_Description of the task_
Skip the images and return the records below exactly.
==============================
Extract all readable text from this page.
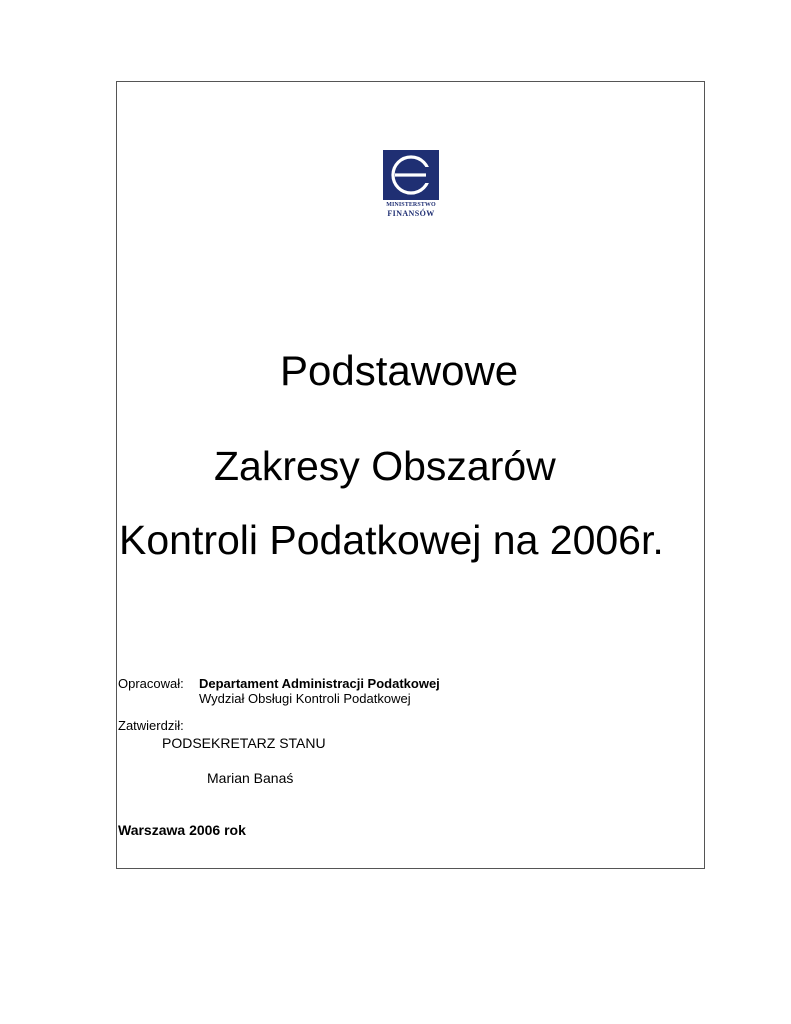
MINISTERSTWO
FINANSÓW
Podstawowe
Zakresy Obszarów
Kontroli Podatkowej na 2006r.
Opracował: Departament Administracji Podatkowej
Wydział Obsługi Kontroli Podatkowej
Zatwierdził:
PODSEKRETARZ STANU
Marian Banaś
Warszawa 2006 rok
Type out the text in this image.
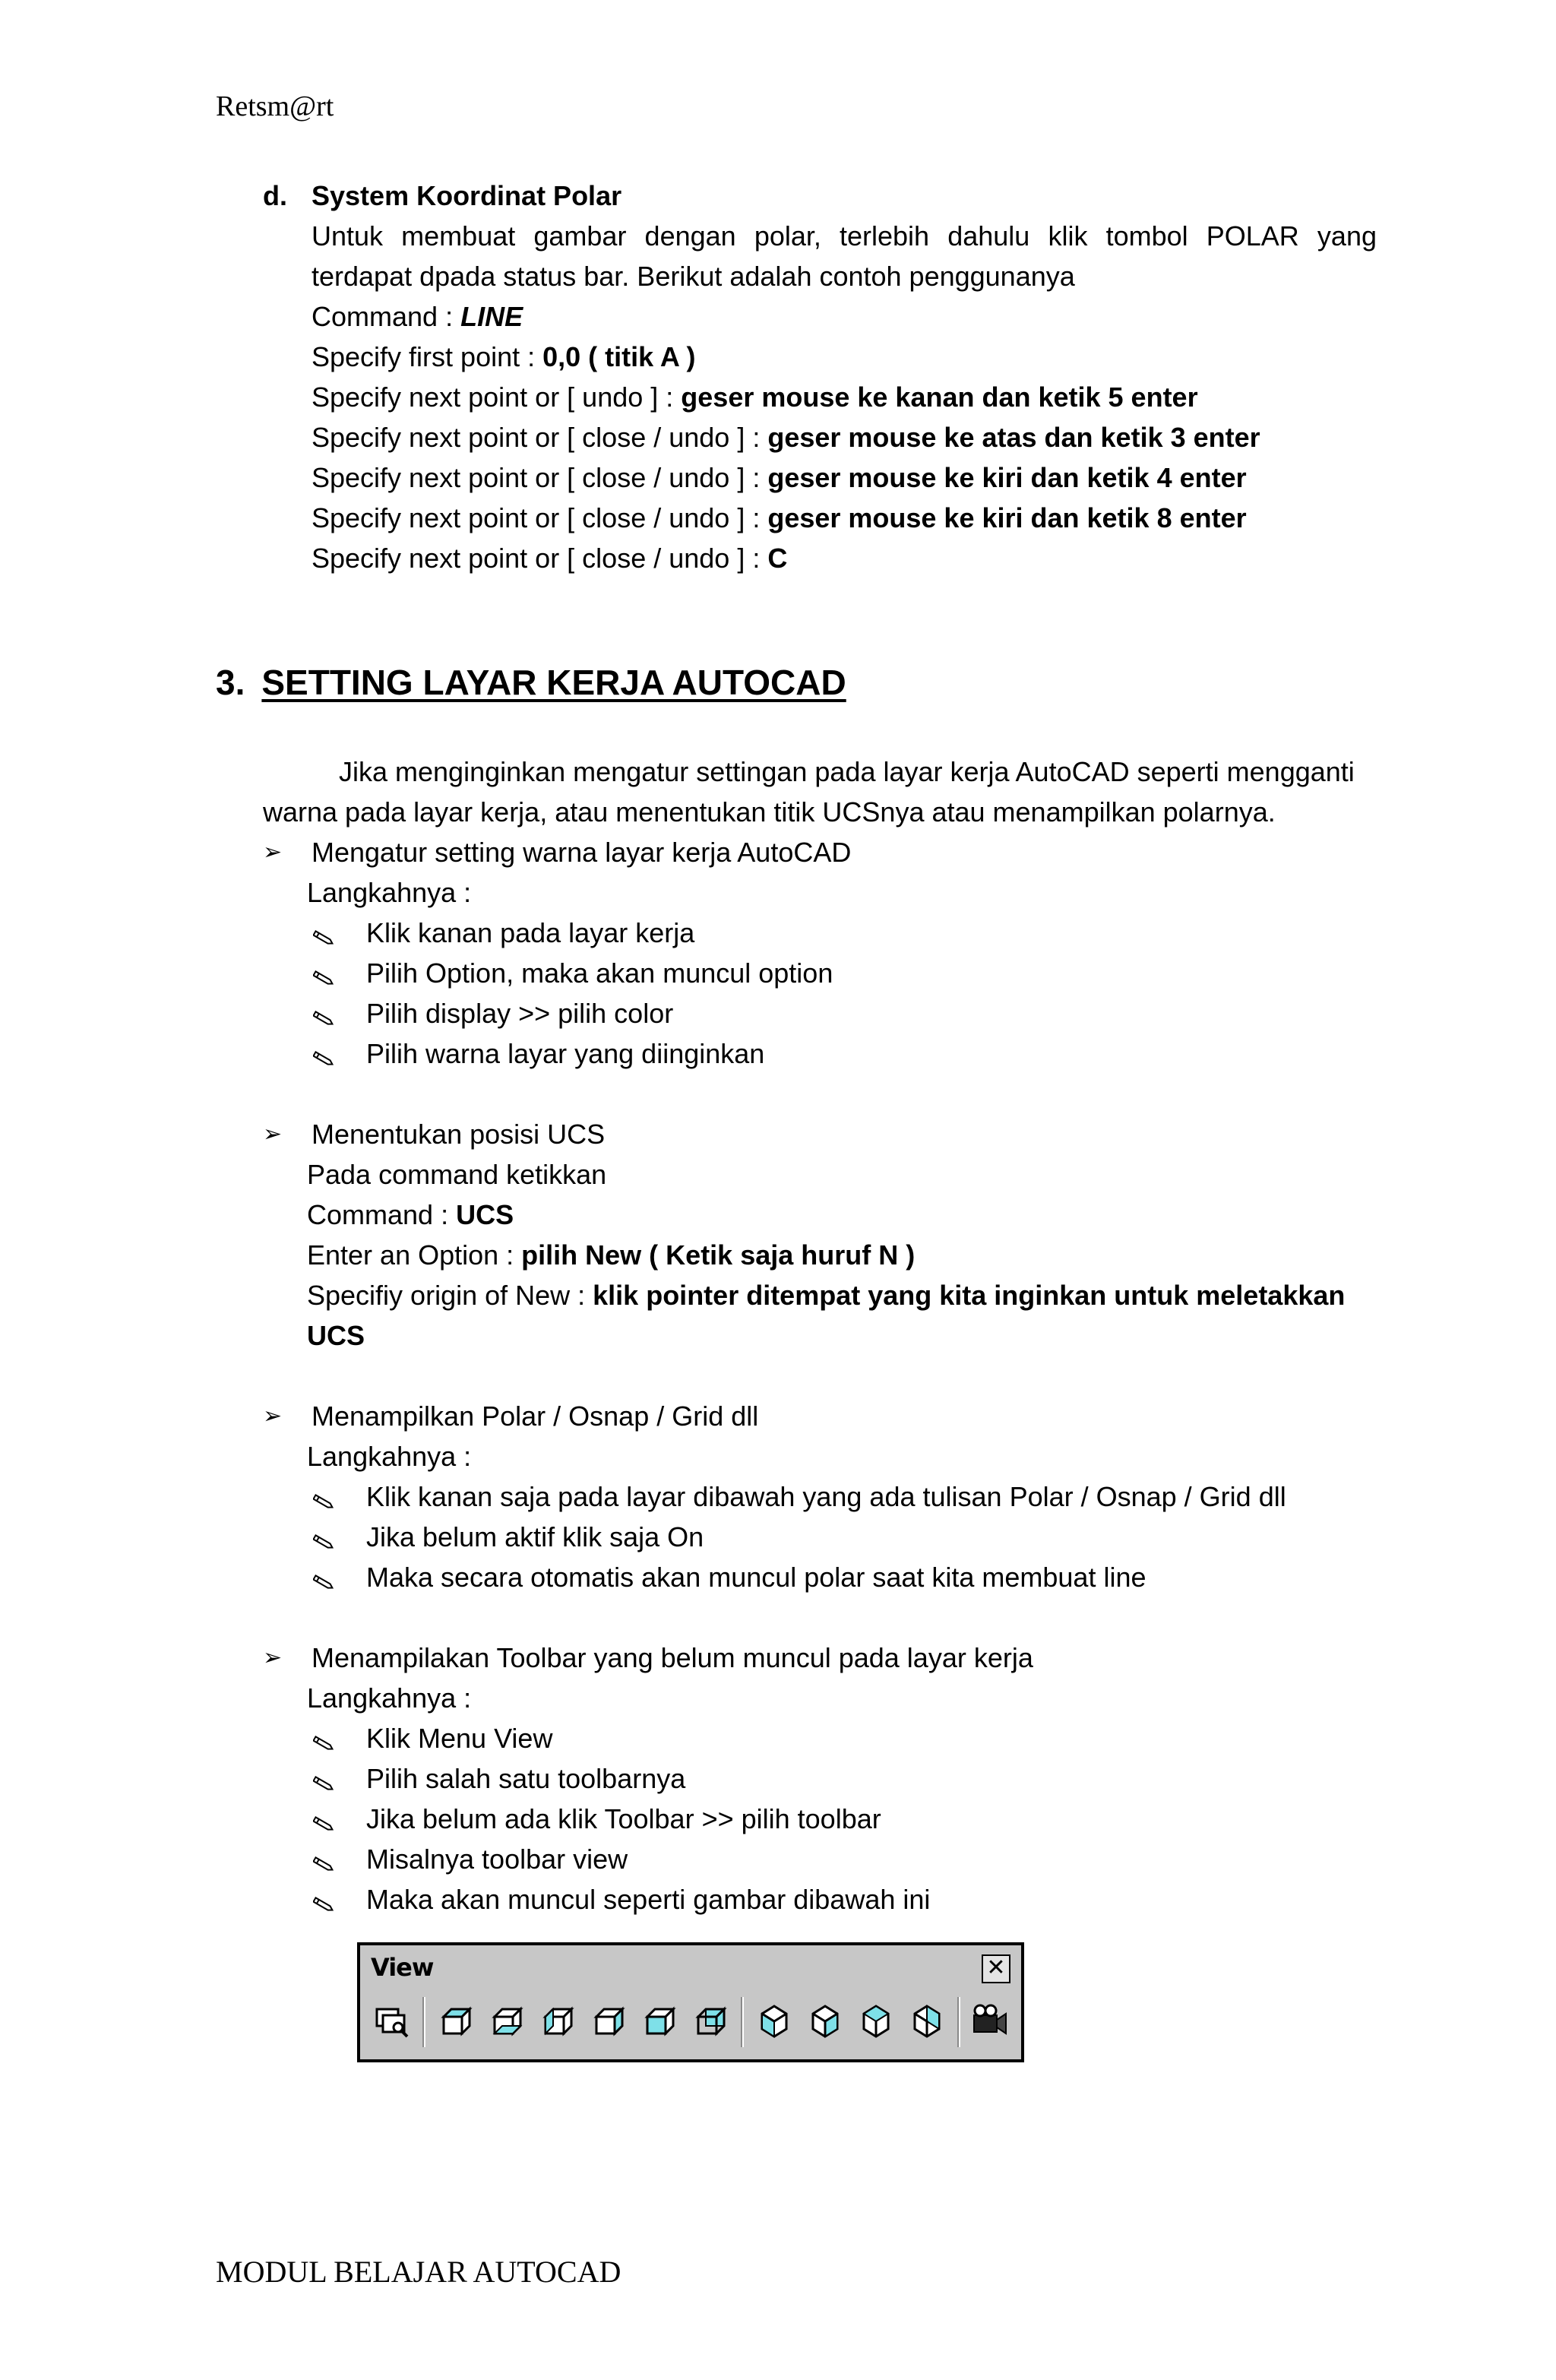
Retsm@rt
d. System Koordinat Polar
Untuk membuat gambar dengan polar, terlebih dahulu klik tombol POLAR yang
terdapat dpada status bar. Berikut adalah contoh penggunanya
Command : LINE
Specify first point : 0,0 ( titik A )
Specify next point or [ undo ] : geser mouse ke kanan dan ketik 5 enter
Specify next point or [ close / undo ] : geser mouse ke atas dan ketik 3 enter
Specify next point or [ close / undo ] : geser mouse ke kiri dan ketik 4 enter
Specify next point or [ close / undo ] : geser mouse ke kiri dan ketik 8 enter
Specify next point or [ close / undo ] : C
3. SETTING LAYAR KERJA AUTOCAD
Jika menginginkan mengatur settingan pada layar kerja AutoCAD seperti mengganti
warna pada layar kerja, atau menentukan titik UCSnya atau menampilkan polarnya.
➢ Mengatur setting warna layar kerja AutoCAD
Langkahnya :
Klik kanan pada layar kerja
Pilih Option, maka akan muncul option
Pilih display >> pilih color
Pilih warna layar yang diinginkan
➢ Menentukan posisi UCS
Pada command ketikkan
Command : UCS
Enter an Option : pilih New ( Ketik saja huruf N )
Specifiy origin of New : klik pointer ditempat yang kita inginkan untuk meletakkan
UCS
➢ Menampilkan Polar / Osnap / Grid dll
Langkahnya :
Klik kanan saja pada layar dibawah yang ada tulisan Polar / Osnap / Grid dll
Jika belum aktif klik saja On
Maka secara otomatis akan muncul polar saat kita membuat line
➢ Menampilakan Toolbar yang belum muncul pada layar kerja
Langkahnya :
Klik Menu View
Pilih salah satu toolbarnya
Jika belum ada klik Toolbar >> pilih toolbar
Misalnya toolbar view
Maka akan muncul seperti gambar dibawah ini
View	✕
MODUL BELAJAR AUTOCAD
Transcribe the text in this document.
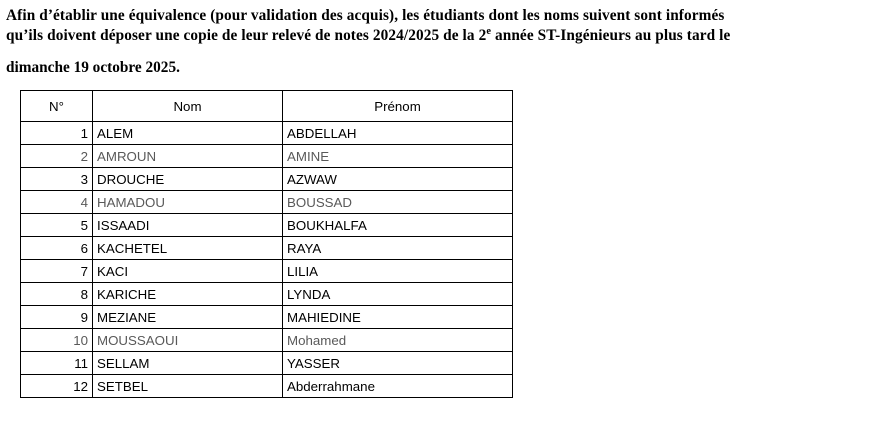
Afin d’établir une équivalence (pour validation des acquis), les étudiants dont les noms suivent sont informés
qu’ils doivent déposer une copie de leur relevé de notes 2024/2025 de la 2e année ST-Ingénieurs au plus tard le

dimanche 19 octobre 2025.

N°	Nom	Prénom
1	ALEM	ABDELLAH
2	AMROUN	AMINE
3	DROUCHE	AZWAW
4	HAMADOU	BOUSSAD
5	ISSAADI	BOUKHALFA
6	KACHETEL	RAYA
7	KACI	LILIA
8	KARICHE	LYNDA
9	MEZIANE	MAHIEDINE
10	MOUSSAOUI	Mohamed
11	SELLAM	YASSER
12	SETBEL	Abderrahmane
==============================
_Answer to the task_
Extract all readable text from this page.
MINISTERSTWO
FINANSÓW
Podstawowe
Zakresy Obszarów
Kontroli Podatkowej na 2006r.
Opracował: Departament Administracji Podatkowej
Wydział Obsługi Kontroli Podatkowej
Zatwierdził:
PODSEKRETARZ STANU
Marian Banaś
Warszawa 2006 rok
Type out the text in this image.
Retsm@rt
d. System Koordinat Polar
Untuk membuat gambar dengan polar, terlebih dahulu klik tombol POLAR yang
terdapat dpada status bar. Berikut adalah contoh penggunanya
Command : LINE
Specify first point : 0,0 ( titik A )
Specify next point or [ undo ] : geser mouse ke kanan dan ketik 5 enter
Specify next point or [ close / undo ] : geser mouse ke atas dan ketik 3 enter
Specify next point or [ close / undo ] : geser mouse ke kiri dan ketik 4 enter
Specify next point or [ close / undo ] : geser mouse ke kiri dan ketik 8 enter
Specify next point or [ close / undo ] : C
3. SETTING LAYAR KERJA AUTOCAD
Jika menginginkan mengatur settingan pada layar kerja AutoCAD seperti mengganti
warna pada layar kerja, atau menentukan titik UCSnya atau menampilkan polarnya.
➢ Mengatur setting warna layar kerja AutoCAD
Langkahnya :
Klik kanan pada layar kerja
Pilih Option, maka akan muncul option
Pilih display >> pilih color
Pilih warna layar yang diinginkan
➢ Menentukan posisi UCS
Pada command ketikkan
Command : UCS
Enter an Option : pilih New ( Ketik saja huruf N )
Specifiy origin of New : klik pointer ditempat yang kita inginkan untuk meletakkan
UCS
➢ Menampilkan Polar / Osnap / Grid dll
Langkahnya :
Klik kanan saja pada layar dibawah yang ada tulisan Polar / Osnap / Grid dll
Jika belum aktif klik saja On
Maka secara otomatis akan muncul polar saat kita membuat line
➢ Menampilakan Toolbar yang belum muncul pada layar kerja
Langkahnya :
Klik Menu View
Pilih salah satu toolbarnya
Jika belum ada klik Toolbar >> pilih toolbar
Misalnya toolbar view
Maka akan muncul seperti gambar dibawah ini
View	✕
MODUL BELAJAR AUTOCAD
Transcribe the text in this document.
Afin d’établir une équivalence (pour validation des acquis), les étudiants dont les noms suivent sont informés
qu’ils doivent déposer une copie de leur relevé de notes 2024/2025 de la 2e année ST-Ingénieurs au plus tard le

dimanche 19 octobre 2025.

N°	Nom	Prénom
1	ALEM	ABDELLAH
2	AMROUN	AMINE
3	DROUCHE	AZWAW
4	HAMADOU	BOUSSAD
5	ISSAADI	BOUKHALFA
6	KACHETEL	RAYA
7	KACI	LILIA
8	KARICHE	LYNDA
9	MEZIANE	MAHIEDINE
10	MOUSSAOUI	Mohamed
11	SELLAM	YASSER
12	SETBEL	Abderrahmane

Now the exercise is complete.